**WRITTEN INSTRUCTION**
Filter the records for lines holding the string "received".

**PROVIDED DATA**
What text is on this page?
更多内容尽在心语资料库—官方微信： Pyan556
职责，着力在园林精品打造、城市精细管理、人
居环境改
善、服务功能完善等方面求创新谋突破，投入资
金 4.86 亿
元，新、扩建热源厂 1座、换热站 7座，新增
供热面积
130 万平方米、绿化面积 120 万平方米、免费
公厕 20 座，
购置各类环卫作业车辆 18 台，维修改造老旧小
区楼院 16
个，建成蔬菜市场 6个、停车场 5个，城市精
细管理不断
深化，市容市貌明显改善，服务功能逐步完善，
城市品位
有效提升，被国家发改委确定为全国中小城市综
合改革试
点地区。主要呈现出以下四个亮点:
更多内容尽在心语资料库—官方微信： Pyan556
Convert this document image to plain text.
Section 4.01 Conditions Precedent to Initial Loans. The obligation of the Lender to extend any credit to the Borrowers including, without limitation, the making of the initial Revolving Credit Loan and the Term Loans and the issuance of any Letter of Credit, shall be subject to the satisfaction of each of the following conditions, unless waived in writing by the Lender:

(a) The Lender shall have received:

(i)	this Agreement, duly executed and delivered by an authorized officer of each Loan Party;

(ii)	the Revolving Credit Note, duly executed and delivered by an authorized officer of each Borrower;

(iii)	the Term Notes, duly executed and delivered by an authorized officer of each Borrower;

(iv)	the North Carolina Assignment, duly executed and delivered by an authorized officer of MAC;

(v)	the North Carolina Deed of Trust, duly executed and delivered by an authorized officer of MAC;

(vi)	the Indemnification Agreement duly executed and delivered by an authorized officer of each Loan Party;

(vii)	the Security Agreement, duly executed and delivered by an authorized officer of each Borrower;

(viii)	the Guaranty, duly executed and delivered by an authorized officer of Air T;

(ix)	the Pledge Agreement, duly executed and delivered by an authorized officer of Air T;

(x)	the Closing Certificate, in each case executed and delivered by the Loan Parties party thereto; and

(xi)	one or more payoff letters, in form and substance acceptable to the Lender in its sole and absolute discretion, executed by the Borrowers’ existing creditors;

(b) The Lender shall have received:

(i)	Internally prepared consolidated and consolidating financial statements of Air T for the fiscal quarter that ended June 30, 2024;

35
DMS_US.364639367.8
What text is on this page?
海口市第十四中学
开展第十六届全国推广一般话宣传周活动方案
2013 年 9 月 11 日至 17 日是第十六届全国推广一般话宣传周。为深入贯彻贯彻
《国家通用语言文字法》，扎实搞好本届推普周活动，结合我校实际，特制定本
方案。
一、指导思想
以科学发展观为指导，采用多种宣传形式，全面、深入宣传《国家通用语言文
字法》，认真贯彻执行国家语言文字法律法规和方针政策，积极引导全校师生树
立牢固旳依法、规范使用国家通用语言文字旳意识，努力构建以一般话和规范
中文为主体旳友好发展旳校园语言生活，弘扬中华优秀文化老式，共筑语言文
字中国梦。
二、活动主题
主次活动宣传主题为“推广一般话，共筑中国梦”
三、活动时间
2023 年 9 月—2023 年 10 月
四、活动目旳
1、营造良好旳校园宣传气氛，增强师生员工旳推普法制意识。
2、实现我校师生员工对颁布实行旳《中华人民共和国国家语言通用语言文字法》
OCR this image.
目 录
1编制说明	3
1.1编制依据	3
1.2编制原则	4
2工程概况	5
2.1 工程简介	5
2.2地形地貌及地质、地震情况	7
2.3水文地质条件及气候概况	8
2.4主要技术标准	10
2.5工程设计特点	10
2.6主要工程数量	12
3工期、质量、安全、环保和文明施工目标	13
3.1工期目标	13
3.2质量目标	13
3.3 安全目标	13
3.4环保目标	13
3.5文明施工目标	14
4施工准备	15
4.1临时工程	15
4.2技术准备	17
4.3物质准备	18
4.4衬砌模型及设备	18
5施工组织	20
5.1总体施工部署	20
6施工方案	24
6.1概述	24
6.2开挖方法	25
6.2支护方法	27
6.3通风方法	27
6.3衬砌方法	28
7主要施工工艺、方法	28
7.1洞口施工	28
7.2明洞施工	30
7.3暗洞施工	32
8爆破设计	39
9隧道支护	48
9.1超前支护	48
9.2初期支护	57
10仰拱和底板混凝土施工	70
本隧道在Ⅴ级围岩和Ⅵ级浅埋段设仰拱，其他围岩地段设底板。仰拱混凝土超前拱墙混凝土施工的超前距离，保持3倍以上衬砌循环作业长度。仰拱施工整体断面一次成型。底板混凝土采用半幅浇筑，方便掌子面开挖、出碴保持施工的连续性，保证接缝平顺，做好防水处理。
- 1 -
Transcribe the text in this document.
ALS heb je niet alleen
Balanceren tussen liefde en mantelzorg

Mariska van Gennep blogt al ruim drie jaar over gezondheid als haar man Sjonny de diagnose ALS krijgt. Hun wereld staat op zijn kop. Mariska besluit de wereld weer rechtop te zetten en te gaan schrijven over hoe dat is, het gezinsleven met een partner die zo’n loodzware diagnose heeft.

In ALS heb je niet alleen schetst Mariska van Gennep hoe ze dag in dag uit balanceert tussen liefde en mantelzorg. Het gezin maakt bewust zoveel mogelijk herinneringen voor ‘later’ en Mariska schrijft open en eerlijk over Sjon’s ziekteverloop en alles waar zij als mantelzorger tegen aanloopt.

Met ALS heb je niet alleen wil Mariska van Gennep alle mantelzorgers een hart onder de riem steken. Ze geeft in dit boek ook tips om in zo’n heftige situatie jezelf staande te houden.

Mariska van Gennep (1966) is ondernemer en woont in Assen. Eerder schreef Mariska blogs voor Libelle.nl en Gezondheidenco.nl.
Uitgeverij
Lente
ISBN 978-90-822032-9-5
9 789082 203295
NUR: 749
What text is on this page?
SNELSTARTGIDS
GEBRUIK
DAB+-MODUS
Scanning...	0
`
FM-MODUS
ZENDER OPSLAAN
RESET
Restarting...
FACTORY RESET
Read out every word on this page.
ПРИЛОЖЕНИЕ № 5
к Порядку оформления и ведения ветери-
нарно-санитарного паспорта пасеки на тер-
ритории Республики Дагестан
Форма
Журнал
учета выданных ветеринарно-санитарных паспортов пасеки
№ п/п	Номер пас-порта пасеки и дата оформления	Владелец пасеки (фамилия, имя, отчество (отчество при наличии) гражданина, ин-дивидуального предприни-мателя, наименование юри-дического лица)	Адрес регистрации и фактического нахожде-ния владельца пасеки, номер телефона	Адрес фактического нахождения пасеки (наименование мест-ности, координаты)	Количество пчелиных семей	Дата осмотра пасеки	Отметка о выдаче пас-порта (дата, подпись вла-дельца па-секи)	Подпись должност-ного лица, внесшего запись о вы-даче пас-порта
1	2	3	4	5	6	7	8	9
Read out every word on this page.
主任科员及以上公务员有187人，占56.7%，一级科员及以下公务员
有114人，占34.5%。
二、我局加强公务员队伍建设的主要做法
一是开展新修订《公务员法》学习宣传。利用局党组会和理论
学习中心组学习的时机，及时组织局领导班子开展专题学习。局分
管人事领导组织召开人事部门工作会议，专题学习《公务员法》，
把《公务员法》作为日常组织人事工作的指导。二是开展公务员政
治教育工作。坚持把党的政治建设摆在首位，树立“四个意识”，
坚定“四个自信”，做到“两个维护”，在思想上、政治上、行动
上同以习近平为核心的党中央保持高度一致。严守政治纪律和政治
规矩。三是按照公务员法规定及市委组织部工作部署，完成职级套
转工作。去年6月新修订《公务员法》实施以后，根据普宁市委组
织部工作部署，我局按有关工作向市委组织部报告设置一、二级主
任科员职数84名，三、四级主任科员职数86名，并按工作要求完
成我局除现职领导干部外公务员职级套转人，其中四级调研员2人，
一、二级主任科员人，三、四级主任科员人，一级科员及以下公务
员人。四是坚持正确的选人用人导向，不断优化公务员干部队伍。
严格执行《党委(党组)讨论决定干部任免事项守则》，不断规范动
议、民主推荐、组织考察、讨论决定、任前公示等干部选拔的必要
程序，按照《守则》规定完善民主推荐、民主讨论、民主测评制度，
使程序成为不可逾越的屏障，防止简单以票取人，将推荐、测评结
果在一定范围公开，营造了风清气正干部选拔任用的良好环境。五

**PROBLEM SOLUTION**
(a) The Lender shall have received:
(b) The Lender shall have received:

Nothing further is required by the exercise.